Dataset records:
______

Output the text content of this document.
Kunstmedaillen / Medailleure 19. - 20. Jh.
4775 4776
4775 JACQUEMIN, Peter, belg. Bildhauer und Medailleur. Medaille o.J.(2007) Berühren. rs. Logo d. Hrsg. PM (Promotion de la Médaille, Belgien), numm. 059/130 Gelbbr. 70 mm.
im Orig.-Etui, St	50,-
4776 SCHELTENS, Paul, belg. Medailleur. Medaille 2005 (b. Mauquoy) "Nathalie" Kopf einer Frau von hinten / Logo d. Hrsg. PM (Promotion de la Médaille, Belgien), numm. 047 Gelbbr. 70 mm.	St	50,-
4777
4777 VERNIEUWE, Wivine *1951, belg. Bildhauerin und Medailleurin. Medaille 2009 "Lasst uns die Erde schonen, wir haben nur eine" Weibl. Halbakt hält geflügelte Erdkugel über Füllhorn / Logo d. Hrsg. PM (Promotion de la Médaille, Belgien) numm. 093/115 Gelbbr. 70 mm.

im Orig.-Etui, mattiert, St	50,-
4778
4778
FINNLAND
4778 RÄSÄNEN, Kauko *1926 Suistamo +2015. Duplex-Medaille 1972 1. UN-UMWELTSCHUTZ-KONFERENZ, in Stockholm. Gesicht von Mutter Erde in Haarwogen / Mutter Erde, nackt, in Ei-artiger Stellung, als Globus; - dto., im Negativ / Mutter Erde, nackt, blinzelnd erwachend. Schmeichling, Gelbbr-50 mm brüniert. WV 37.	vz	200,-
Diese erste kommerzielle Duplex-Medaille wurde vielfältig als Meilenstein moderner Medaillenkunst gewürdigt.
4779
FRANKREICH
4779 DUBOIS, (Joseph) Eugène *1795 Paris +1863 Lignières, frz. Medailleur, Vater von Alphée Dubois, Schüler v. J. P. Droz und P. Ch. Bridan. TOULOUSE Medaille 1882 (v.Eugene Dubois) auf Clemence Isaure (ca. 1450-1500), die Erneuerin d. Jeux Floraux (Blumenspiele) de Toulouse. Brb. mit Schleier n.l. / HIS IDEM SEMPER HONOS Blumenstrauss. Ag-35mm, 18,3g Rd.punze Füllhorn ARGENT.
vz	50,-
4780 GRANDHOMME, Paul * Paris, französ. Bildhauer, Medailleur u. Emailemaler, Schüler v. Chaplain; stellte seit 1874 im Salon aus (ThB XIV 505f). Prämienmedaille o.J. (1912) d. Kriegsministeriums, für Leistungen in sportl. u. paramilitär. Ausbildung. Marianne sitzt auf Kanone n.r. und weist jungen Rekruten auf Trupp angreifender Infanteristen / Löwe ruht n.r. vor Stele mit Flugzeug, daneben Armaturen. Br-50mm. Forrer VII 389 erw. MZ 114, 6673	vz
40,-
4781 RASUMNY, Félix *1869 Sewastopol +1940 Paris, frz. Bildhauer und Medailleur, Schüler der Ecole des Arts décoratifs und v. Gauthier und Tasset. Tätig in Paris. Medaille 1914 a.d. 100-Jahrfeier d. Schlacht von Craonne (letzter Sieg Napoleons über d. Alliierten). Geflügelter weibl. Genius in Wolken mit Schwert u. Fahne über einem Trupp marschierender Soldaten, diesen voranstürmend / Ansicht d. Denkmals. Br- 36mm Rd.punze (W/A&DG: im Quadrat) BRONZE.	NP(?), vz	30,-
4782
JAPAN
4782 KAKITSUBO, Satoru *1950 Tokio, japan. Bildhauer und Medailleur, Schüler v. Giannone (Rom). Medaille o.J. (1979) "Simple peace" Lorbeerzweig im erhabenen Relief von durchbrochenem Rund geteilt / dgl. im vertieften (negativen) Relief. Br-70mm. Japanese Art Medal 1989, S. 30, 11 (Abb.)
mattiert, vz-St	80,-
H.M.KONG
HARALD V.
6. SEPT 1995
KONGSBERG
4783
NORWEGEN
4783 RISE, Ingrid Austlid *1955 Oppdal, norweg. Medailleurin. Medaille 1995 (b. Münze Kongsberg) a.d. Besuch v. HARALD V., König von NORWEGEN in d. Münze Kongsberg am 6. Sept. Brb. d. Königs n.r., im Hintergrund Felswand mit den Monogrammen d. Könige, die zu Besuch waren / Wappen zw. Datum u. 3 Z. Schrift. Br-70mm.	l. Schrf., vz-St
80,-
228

______

WHAT IS EXPECTED: Reproduce the entries above in full by retyping them exactly.

RESPONSE:
Output the text content of this document.
Kunstmedaillen / Medailleure 19. - 20. Jh.
4775 4776
4775 JACQUEMIN, Peter, belg. Bildhauer und Medailleur. Medaille o.J.(2007) Berühren. rs. Logo d. Hrsg. PM (Promotion de la Médaille, Belgien), numm. 059/130 Gelbbr. 70 mm.
im Orig.-Etui, St	50,-
4776 SCHELTENS, Paul, belg. Medailleur. Medaille 2005 (b. Mauquoy) "Nathalie" Kopf einer Frau von hinten / Logo d. Hrsg. PM (Promotion de la Médaille, Belgien), numm. 047 Gelbbr. 70 mm.	St	50,-
4777
4777 VERNIEUWE, Wivine *1951, belg. Bildhauerin und Medailleurin. Medaille 2009 "Lasst uns die Erde schonen, wir haben nur eine" Weibl. Halbakt hält geflügelte Erdkugel über Füllhorn / Logo d. Hrsg. PM (Promotion de la Médaille, Belgien) numm. 093/115 Gelbbr. 70 mm.

im Orig.-Etui, mattiert, St	50,-
4778
4778
FINNLAND
4778 RÄSÄNEN, Kauko *1926 Suistamo +2015. Duplex-Medaille 1972 1. UN-UMWELTSCHUTZ-KONFERENZ, in Stockholm. Gesicht von Mutter Erde in Haarwogen / Mutter Erde, nackt, in Ei-artiger Stellung, als Globus; - dto., im Negativ / Mutter Erde, nackt, blinzelnd erwachend. Schmeichling, Gelbbr-50 mm brüniert. WV 37.	vz	200,-
Diese erste kommerzielle Duplex-Medaille wurde vielfältig als Meilenstein moderner Medaillenkunst gewürdigt.
4779
FRANKREICH
4779 DUBOIS, (Joseph) Eugène *1795 Paris +1863 Lignières, frz. Medailleur, Vater von Alphée Dubois, Schüler v. J. P. Droz und P. Ch. Bridan. TOULOUSE Medaille 1882 (v.Eugene Dubois) auf Clemence Isaure (ca. 1450-1500), die Erneuerin d. Jeux Floraux (Blumenspiele) de Toulouse. Brb. mit Schleier n.l. / HIS IDEM SEMPER HONOS Blumenstrauss. Ag-35mm, 18,3g Rd.punze Füllhorn ARGENT.
vz	50,-
4780 GRANDHOMME, Paul * Paris, französ. Bildhauer, Medailleur u. Emailemaler, Schüler v. Chaplain; stellte seit 1874 im Salon aus (ThB XIV 505f). Prämienmedaille o.J. (1912) d. Kriegsministeriums, für Leistungen in sportl. u. paramilitär. Ausbildung. Marianne sitzt auf Kanone n.r. und weist jungen Rekruten auf Trupp angreifender Infanteristen / Löwe ruht n.r. vor Stele mit Flugzeug, daneben Armaturen. Br-50mm. Forrer VII 389 erw. MZ 114, 6673	vz
40,-
4781 RASUMNY, Félix *1869 Sewastopol +1940 Paris, frz. Bildhauer und Medailleur, Schüler der Ecole des Arts décoratifs und v. Gauthier und Tasset. Tätig in Paris. Medaille 1914 a.d. 100-Jahrfeier d. Schlacht von Craonne (letzter Sieg Napoleons über d. Alliierten). Geflügelter weibl. Genius in Wolken mit Schwert u. Fahne über einem Trupp marschierender Soldaten, diesen voranstürmend / Ansicht d. Denkmals. Br- 36mm Rd.punze (W/A&DG: im Quadrat) BRONZE.	NP(?), vz	30,-
4782
JAPAN
4782 KAKITSUBO, Satoru *1950 Tokio, japan. Bildhauer und Medailleur, Schüler v. Giannone (Rom). Medaille o.J. (1979) "Simple peace" Lorbeerzweig im erhabenen Relief von durchbrochenem Rund geteilt / dgl. im vertieften (negativen) Relief. Br-70mm. Japanese Art Medal 1989, S. 30, 11 (Abb.)
mattiert, vz-St	80,-
H.M.KONG
HARALD V.
6. SEPT 1995
KONGSBERG
4783
NORWEGEN
4783 RISE, Ingrid Austlid *1955 Oppdal, norweg. Medailleurin. Medaille 1995 (b. Münze Kongsberg) a.d. Besuch v. HARALD V., König von NORWEGEN in d. Münze Kongsberg am 6. Sept. Brb. d. Königs n.r., im Hintergrund Felswand mit den Monogrammen d. Könige, die zu Besuch waren / Wappen zw. Datum u. 3 Z. Schrift. Br-70mm.	l. Schrf., vz-St
80,-
228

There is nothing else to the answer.